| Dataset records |
* Begin *
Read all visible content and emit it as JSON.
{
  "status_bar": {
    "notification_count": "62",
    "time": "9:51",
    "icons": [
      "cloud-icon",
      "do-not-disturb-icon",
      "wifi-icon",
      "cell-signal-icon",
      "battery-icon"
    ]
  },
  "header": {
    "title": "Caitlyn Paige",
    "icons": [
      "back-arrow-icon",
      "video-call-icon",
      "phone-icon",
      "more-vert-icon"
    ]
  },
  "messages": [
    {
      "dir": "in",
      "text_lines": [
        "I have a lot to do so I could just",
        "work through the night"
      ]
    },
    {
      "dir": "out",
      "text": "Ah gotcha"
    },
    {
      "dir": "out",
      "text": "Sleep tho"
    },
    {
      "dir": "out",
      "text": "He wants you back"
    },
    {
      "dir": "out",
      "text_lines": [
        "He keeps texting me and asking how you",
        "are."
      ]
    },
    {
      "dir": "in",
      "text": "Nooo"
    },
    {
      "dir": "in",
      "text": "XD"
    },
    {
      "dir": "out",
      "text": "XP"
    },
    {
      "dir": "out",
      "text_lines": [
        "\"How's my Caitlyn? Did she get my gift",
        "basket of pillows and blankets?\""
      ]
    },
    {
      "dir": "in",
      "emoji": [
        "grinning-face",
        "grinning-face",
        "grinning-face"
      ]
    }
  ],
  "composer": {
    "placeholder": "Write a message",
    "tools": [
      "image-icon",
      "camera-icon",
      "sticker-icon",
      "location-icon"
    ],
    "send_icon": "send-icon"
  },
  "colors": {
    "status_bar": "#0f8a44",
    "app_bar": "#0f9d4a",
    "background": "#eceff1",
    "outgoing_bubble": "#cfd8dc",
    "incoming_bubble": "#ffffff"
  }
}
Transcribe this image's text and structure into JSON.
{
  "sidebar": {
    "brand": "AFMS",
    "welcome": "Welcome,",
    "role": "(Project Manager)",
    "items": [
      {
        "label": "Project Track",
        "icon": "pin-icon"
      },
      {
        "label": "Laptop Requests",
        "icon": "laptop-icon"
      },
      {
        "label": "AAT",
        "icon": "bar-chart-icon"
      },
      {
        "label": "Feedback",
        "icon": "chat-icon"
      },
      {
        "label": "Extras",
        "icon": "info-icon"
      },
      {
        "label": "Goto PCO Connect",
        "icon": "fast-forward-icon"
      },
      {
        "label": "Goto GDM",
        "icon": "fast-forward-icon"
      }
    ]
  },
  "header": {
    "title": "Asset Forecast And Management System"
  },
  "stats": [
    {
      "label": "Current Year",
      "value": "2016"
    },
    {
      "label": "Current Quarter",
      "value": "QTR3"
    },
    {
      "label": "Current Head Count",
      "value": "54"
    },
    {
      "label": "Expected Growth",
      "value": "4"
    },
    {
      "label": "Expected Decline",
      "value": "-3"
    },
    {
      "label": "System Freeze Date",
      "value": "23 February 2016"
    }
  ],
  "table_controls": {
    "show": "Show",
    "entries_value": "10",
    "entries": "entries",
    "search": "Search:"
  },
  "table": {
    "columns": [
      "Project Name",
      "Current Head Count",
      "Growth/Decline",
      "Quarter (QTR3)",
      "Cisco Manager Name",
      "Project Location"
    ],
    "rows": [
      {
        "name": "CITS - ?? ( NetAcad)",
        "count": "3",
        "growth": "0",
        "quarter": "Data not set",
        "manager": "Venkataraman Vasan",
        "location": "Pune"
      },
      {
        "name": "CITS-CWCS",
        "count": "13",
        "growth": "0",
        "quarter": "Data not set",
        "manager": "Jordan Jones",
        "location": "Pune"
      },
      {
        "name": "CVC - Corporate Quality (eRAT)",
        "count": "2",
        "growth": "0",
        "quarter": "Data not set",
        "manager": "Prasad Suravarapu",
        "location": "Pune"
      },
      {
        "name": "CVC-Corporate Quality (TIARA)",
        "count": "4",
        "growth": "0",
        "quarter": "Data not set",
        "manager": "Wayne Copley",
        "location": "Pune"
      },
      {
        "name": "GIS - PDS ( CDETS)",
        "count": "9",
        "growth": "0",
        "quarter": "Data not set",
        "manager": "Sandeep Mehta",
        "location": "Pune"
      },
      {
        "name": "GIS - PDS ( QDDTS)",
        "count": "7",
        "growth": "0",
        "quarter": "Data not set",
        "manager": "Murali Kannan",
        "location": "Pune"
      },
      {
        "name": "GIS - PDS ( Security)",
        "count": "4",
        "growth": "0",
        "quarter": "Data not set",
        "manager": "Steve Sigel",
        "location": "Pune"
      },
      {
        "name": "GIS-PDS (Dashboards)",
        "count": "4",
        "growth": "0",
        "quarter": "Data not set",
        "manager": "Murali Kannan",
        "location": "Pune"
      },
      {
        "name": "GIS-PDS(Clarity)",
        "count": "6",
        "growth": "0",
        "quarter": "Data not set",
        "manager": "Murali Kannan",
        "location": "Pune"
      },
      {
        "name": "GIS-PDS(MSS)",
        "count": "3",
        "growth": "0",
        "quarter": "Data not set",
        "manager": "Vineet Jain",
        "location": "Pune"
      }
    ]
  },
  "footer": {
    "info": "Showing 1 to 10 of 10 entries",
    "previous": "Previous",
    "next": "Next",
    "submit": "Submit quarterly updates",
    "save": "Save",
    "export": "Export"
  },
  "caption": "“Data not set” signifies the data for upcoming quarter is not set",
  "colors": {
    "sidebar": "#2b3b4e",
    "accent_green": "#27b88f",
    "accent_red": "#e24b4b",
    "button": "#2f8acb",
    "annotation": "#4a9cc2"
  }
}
* End *
| TASK GOAL |
Hand back the material above in full, exactly as written.

| ANSWER TO THE EXERCISE |
Read all visible content and emit it as JSON.
{
  "status_bar": {
    "notification_count": "62",
    "time": "9:51",
    "icons": [
      "cloud-icon",
      "do-not-disturb-icon",
      "wifi-icon",
      "cell-signal-icon",
      "battery-icon"
    ]
  },
  "header": {
    "title": "Caitlyn Paige",
    "icons": [
      "back-arrow-icon",
      "video-call-icon",
      "phone-icon",
      "more-vert-icon"
    ]
  },
  "messages": [
    {
      "dir": "in",
      "text_lines": [
        "I have a lot to do so I could just",
        "work through the night"
      ]
    },
    {
      "dir": "out",
      "text": "Ah gotcha"
    },
    {
      "dir": "out",
      "text": "Sleep tho"
    },
    {
      "dir": "out",
      "text": "He wants you back"
    },
    {
      "dir": "out",
      "text_lines": [
        "He keeps texting me and asking how you",
        "are."
      ]
    },
    {
      "dir": "in",
      "text": "Nooo"
    },
    {
      "dir": "in",
      "text": "XD"
    },
    {
      "dir": "out",
      "text": "XP"
    },
    {
      "dir": "out",
      "text_lines": [
        "\"How's my Caitlyn? Did she get my gift",
        "basket of pillows and blankets?\""
      ]
    },
    {
      "dir": "in",
      "emoji": [
        "grinning-face",
        "grinning-face",
        "grinning-face"
      ]
    }
  ],
  "composer": {
    "placeholder": "Write a message",
    "tools": [
      "image-icon",
      "camera-icon",
      "sticker-icon",
      "location-icon"
    ],
    "send_icon": "send-icon"
  },
  "colors": {
    "status_bar": "#0f8a44",
    "app_bar": "#0f9d4a",
    "background": "#eceff1",
    "outgoing_bubble": "#cfd8dc",
    "incoming_bubble": "#ffffff"
  }
}
Transcribe this image's text and structure into JSON.
{
  "sidebar": {
    "brand": "AFMS",
    "welcome": "Welcome,",
    "role": "(Project Manager)",
    "items": [
      {
        "label": "Project Track",
        "icon": "pin-icon"
      },
      {
        "label": "Laptop Requests",
        "icon": "laptop-icon"
      },
      {
        "label": "AAT",
        "icon": "bar-chart-icon"
      },
      {
        "label": "Feedback",
        "icon": "chat-icon"
      },
      {
        "label": "Extras",
        "icon": "info-icon"
      },
      {
        "label": "Goto PCO Connect",
        "icon": "fast-forward-icon"
      },
      {
        "label": "Goto GDM",
        "icon": "fast-forward-icon"
      }
    ]
  },
  "header": {
    "title": "Asset Forecast And Management System"
  },
  "stats": [
    {
      "label": "Current Year",
      "value": "2016"
    },
    {
      "label": "Current Quarter",
      "value": "QTR3"
    },
    {
      "label": "Current Head Count",
      "value": "54"
    },
    {
      "label": "Expected Growth",
      "value": "4"
    },
    {
      "label": "Expected Decline",
      "value": "-3"
    },
    {
      "label": "System Freeze Date",
      "value": "23 February 2016"
    }
  ],
  "table_controls": {
    "show": "Show",
    "entries_value": "10",
    "entries": "entries",
    "search": "Search:"
  },
  "table": {
    "columns": [
      "Project Name",
      "Current Head Count",
      "Growth/Decline",
      "Quarter (QTR3)",
      "Cisco Manager Name",
      "Project Location"
    ],
    "rows": [
      {
        "name": "CITS - ?? ( NetAcad)",
        "count": "3",
        "growth": "0",
        "quarter": "Data not set",
        "manager": "Venkataraman Vasan",
        "location": "Pune"
      },
      {
        "name": "CITS-CWCS",
        "count": "13",
        "growth": "0",
        "quarter": "Data not set",
        "manager": "Jordan Jones",
        "location": "Pune"
      },
      {
        "name": "CVC - Corporate Quality (eRAT)",
        "count": "2",
        "growth": "0",
        "quarter": "Data not set",
        "manager": "Prasad Suravarapu",
        "location": "Pune"
      },
      {
        "name": "CVC-Corporate Quality (TIARA)",
        "count": "4",
        "growth": "0",
        "quarter": "Data not set",
        "manager": "Wayne Copley",
        "location": "Pune"
      },
      {
        "name": "GIS - PDS ( CDETS)",
        "count": "9",
        "growth": "0",
        "quarter": "Data not set",
        "manager": "Sandeep Mehta",
        "location": "Pune"
      },
      {
        "name": "GIS - PDS ( QDDTS)",
        "count": "7",
        "growth": "0",
        "quarter": "Data not set",
        "manager": "Murali Kannan",
        "location": "Pune"
      },
      {
        "name": "GIS - PDS ( Security)",
        "count": "4",
        "growth": "0",
        "quarter": "Data not set",
        "manager": "Steve Sigel",
        "location": "Pune"
      },
      {
        "name": "GIS-PDS (Dashboards)",
        "count": "4",
        "growth": "0",
        "quarter": "Data not set",
        "manager": "Murali Kannan",
        "location": "Pune"
      },
      {
        "name": "GIS-PDS(Clarity)",
        "count": "6",
        "growth": "0",
        "quarter": "Data not set",
        "manager": "Murali Kannan",
        "location": "Pune"
      },
      {
        "name": "GIS-PDS(MSS)",
        "count": "3",
        "growth": "0",
        "quarter": "Data not set",
        "manager": "Vineet Jain",
        "location": "Pune"
      }
    ]
  },
  "footer": {
    "info": "Showing 1 to 10 of 10 entries",
    "previous": "Previous",
    "next": "Next",
    "submit": "Submit quarterly updates",
    "save": "Save",
    "export": "Export"
  },
  "caption": "“Data not set” signifies the data for upcoming quarter is not set",
  "colors": {
    "sidebar": "#2b3b4e",
    "accent_green": "#27b88f",
    "accent_red": "#e24b4b",
    "button": "#2f8acb",
    "annotation": "#4a9cc2"
  }
}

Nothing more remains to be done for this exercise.